Find every line of the records that has "ylabel" and return it.
------------
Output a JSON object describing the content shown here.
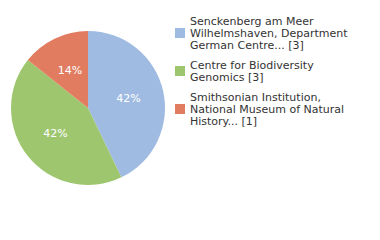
{
  "chart_data": {
    "type": "pie",
    "categories": [
      "Senckenberg am Meer Wilhelmshaven, Department German Centre... [3]",
      "Centre for Biodiversity Genomics [3]",
      "Smithsonian Institution, National Museum of Natural History... [1]"
    ],
    "values": [
      42,
      42,
      14
    ],
    "value_labels": [
      "42%",
      "42%",
      "14%"
    ],
    "colors": [
      "#9fbbe2",
      "#9ec66f",
      "#e27c61"
    ],
    "data_labels": true,
    "legend": "top-right"
  }
}
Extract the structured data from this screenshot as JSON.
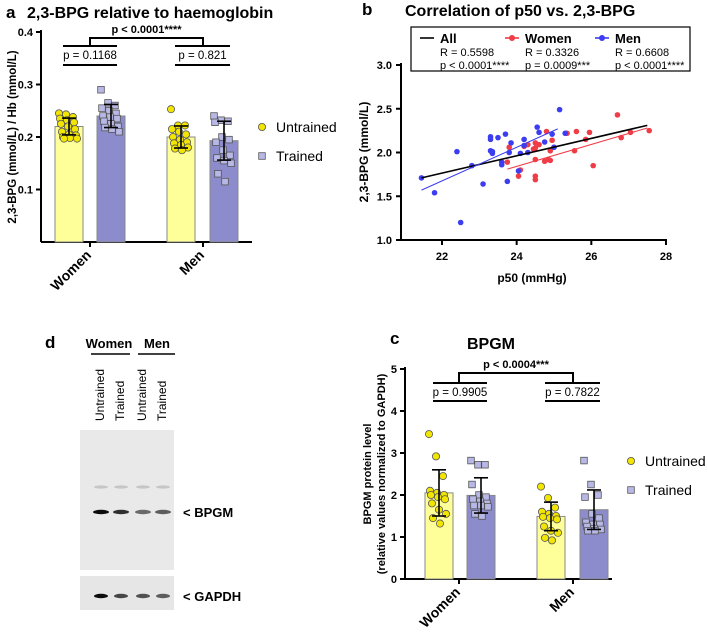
{
  "panels": {
    "a": {
      "letter": "a",
      "title": "2,3-BPG relative to haemoglobin"
    },
    "b": {
      "letter": "b",
      "title": "Correlation of p50 vs. 2,3-BPG"
    },
    "c": {
      "letter": "c"
    },
    "d": {
      "letter": "d",
      "groups": [
        "Women",
        "Men"
      ],
      "lanes": [
        "Untrained",
        "Trained",
        "Untrained",
        "Trained"
      ],
      "band_labels": [
        "< BPGM",
        "< GAPDH"
      ]
    }
  },
  "colors": {
    "untrained": "#ffff99",
    "untrained_dot": "#f2e600",
    "trained": "#8c8ccc",
    "trained_dot": "#b8b8e6",
    "women": "#f03c46",
    "men": "#3c3cf0",
    "all": "#000000"
  },
  "chart_data": [
    {
      "type": "bar",
      "title": "2,3-BPG relative to haemoglobin",
      "ylabel": "2,3-BPG (mmol/L) / Hb (mmol/L)",
      "ylim": [
        0,
        0.4
      ],
      "yticks": [
        "0.1",
        "0.2",
        "0.3",
        "0.4"
      ],
      "categories": [
        "Women",
        "Men"
      ],
      "legend": [
        "Untrained",
        "Trained"
      ],
      "series": [
        {
          "name": "Untrained",
          "means": [
            0.22,
            0.2
          ],
          "sd": [
            0.016,
            0.021
          ],
          "points": [
            [
              0.245,
              0.243,
              0.238,
              0.235,
              0.232,
              0.228,
              0.225,
              0.22,
              0.215,
              0.21,
              0.205,
              0.203,
              0.2,
              0.198,
              0.197,
              0.197
            ],
            [
              0.253,
              0.222,
              0.222,
              0.215,
              0.21,
              0.205,
              0.2,
              0.195,
              0.19,
              0.188,
              0.185,
              0.18,
              0.178,
              0.175
            ]
          ]
        },
        {
          "name": "Trained",
          "means": [
            0.24,
            0.193
          ],
          "sd": [
            0.022,
            0.037
          ],
          "points": [
            [
              0.29,
              0.265,
              0.26,
              0.255,
              0.25,
              0.245,
              0.24,
              0.238,
              0.235,
              0.23,
              0.225,
              0.22,
              0.218,
              0.215,
              0.21
            ],
            [
              0.24,
              0.232,
              0.23,
              0.228,
              0.2,
              0.195,
              0.19,
              0.175,
              0.165,
              0.16,
              0.155,
              0.15,
              0.13,
              0.115
            ]
          ]
        }
      ],
      "annotations": {
        "overall": "p < 0.0001****",
        "within": [
          "p = 0.1168",
          "p = 0.821"
        ]
      }
    },
    {
      "type": "scatter",
      "title": "Correlation of p50 vs. 2,3-BPG",
      "xlabel": "p50 (mmHg)",
      "ylabel": "2,3-BPG (mmol/L)",
      "xlim": [
        21,
        28
      ],
      "ylim": [
        1.0,
        3.0
      ],
      "xticks": [
        "22",
        "24",
        "26",
        "28"
      ],
      "yticks": [
        "1.0",
        "1.5",
        "2.0",
        "2.5",
        "3.0"
      ],
      "legend": [
        {
          "name": "All",
          "r": "R = 0.5598",
          "p": "p < 0.0001****"
        },
        {
          "name": "Women",
          "r": "R = 0.3326",
          "p": "p = 0.0009***"
        },
        {
          "name": "Men",
          "r": "R = 0.6608",
          "p": "p < 0.0001****"
        }
      ],
      "series": [
        {
          "name": "Women",
          "points": [
            [
              23.8,
              2.06
            ],
            [
              23.75,
              1.89
            ],
            [
              24.1,
              1.8
            ],
            [
              24.05,
              1.73
            ],
            [
              24.2,
              2.07
            ],
            [
              24.3,
              2.09
            ],
            [
              24.45,
              2.04
            ],
            [
              24.5,
              2.11
            ],
            [
              24.5,
              2.05
            ],
            [
              24.5,
              1.92
            ],
            [
              24.5,
              1.73
            ],
            [
              24.5,
              1.69
            ],
            [
              24.6,
              2.09
            ],
            [
              24.75,
              1.9
            ],
            [
              24.8,
              2.24
            ],
            [
              24.9,
              1.91
            ],
            [
              24.9,
              2.02
            ],
            [
              24.95,
              2.14
            ],
            [
              24.85,
              1.92
            ],
            [
              25.0,
              2.06
            ],
            [
              25.35,
              2.22
            ],
            [
              25.6,
              2.24
            ],
            [
              25.55,
              2.02
            ],
            [
              25.85,
              2.15
            ],
            [
              25.95,
              2.23
            ],
            [
              26.05,
              1.85
            ],
            [
              26.7,
              2.43
            ],
            [
              26.8,
              2.17
            ],
            [
              27.05,
              2.23
            ],
            [
              27.55,
              2.25
            ]
          ]
        },
        {
          "name": "Men",
          "points": [
            [
              21.45,
              1.71
            ],
            [
              21.8,
              1.54
            ],
            [
              22.4,
              2.01
            ],
            [
              22.5,
              1.2
            ],
            [
              22.8,
              1.85
            ],
            [
              23.1,
              1.64
            ],
            [
              23.3,
              2.15
            ],
            [
              23.3,
              2.18
            ],
            [
              23.3,
              2.02
            ],
            [
              23.35,
              2.01
            ],
            [
              23.35,
              1.99
            ],
            [
              23.5,
              2.17
            ],
            [
              23.6,
              1.86
            ],
            [
              23.6,
              1.89
            ],
            [
              23.7,
              2.21
            ],
            [
              23.75,
              1.67
            ],
            [
              23.8,
              2.0
            ],
            [
              23.85,
              2.11
            ],
            [
              24.05,
              1.79
            ],
            [
              24.1,
              1.99
            ],
            [
              24.2,
              2.15
            ],
            [
              24.2,
              2.08
            ],
            [
              24.3,
              2.0
            ],
            [
              24.55,
              2.29
            ],
            [
              24.6,
              2.23
            ],
            [
              24.75,
              2.12
            ],
            [
              24.95,
              2.21
            ],
            [
              25.0,
              2.06
            ],
            [
              25.15,
              2.49
            ],
            [
              25.3,
              2.22
            ]
          ]
        }
      ],
      "fits": [
        {
          "name": "All",
          "from": [
            21.45,
            1.71
          ],
          "to": [
            27.5,
            2.31
          ]
        },
        {
          "name": "Women",
          "from": [
            23.75,
            1.81
          ],
          "to": [
            27.5,
            2.28
          ]
        },
        {
          "name": "Men",
          "from": [
            21.45,
            1.57
          ],
          "to": [
            25.1,
            2.27
          ]
        }
      ]
    },
    {
      "type": "bar",
      "title": "BPGM",
      "ylabel": [
        "BPGM protein level",
        "(relative values normalized to GAPDH)"
      ],
      "ylim": [
        0,
        5
      ],
      "yticks": [
        "0",
        "1",
        "2",
        "3",
        "4",
        "5"
      ],
      "categories": [
        "Women",
        "Men"
      ],
      "legend": [
        "Untrained",
        "Trained"
      ],
      "series": [
        {
          "name": "Untrained",
          "means": [
            2.05,
            1.49
          ],
          "sd": [
            0.55,
            0.34
          ],
          "points": [
            [
              3.45,
              2.92,
              2.45,
              2.1,
              2.05,
              2.0,
              2.0,
              1.95,
              1.9,
              1.8,
              1.65,
              1.55,
              1.45,
              1.32
            ],
            [
              2.2,
              1.93,
              1.7,
              1.6,
              1.55,
              1.5,
              1.48,
              1.45,
              1.42,
              1.25,
              1.15,
              1.1,
              0.98,
              0.92
            ]
          ]
        },
        {
          "name": "Trained",
          "means": [
            1.99,
            1.65
          ],
          "sd": [
            0.42,
            0.47
          ],
          "points": [
            [
              2.82,
              2.72,
              2.72,
              2.25,
              2.0,
              1.95,
              1.9,
              1.85,
              1.8,
              1.75,
              1.75,
              1.72,
              1.55,
              1.5
            ],
            [
              2.82,
              2.25,
              2.0,
              1.95,
              1.55,
              1.45,
              1.35,
              1.3,
              1.3,
              1.25,
              1.2,
              1.18,
              1.15,
              1.15
            ]
          ]
        }
      ],
      "annotations": {
        "overall": "p < 0.0004***",
        "within": [
          "p = 0.9905",
          "p = 0.7822"
        ]
      }
    }
  ]
}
------------
> **Worked solution**
      "ylabel": "2,3-BPG (mmol/L) / Hb (mmol/L)",
      "ylabel": "2,3-BPG (mmol/L)",
      "ylabel": [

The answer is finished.